_Records to process_

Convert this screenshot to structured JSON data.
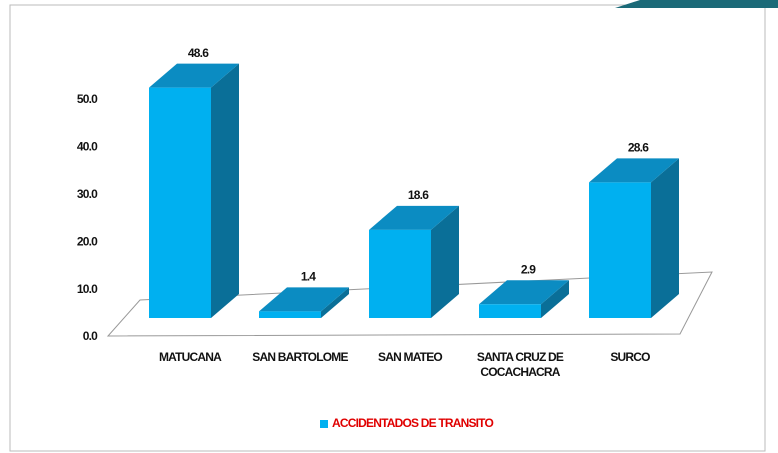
{
  "chart_data": {
    "type": "bar3d",
    "categories": [
      "MATUCANA",
      "SAN BARTOLOME",
      "SAN MATEO",
      "SANTA CRUZ DE COCACHACRA",
      "SURCO"
    ],
    "series": [
      {
        "name": "ACCIDENTADOS DE TRANSITO",
        "color": "#00b0f0",
        "values": [
          48.6,
          1.4,
          18.6,
          2.9,
          28.6
        ]
      }
    ],
    "ylim": [
      0,
      50
    ],
    "yticks": [
      {
        "value": 0,
        "label": "0.0"
      },
      {
        "value": 10,
        "label": "10.0"
      },
      {
        "value": 20,
        "label": "20.0"
      },
      {
        "value": 30,
        "label": "30.0"
      },
      {
        "value": 40,
        "label": "40.0"
      },
      {
        "value": 50,
        "label": "50.0"
      }
    ],
    "legend": "bottom"
  }
}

_Problem_
The records above need to be given again exactly. Omit the pictures.

_Correct answer_
Convert this screenshot to structured JSON data.
{
  "chart_data": {
    "type": "bar3d",
    "categories": [
      "MATUCANA",
      "SAN BARTOLOME",
      "SAN MATEO",
      "SANTA CRUZ DE COCACHACRA",
      "SURCO"
    ],
    "series": [
      {
        "name": "ACCIDENTADOS DE TRANSITO",
        "color": "#00b0f0",
        "values": [
          48.6,
          1.4,
          18.6,
          2.9,
          28.6
        ]
      }
    ],
    "ylim": [
      0,
      50
    ],
    "yticks": [
      {
        "value": 0,
        "label": "0.0"
      },
      {
        "value": 10,
        "label": "10.0"
      },
      {
        "value": 20,
        "label": "20.0"
      },
      {
        "value": 30,
        "label": "30.0"
      },
      {
        "value": 40,
        "label": "40.0"
      },
      {
        "value": 50,
        "label": "50.0"
      }
    ],
    "legend": "bottom"
  }
}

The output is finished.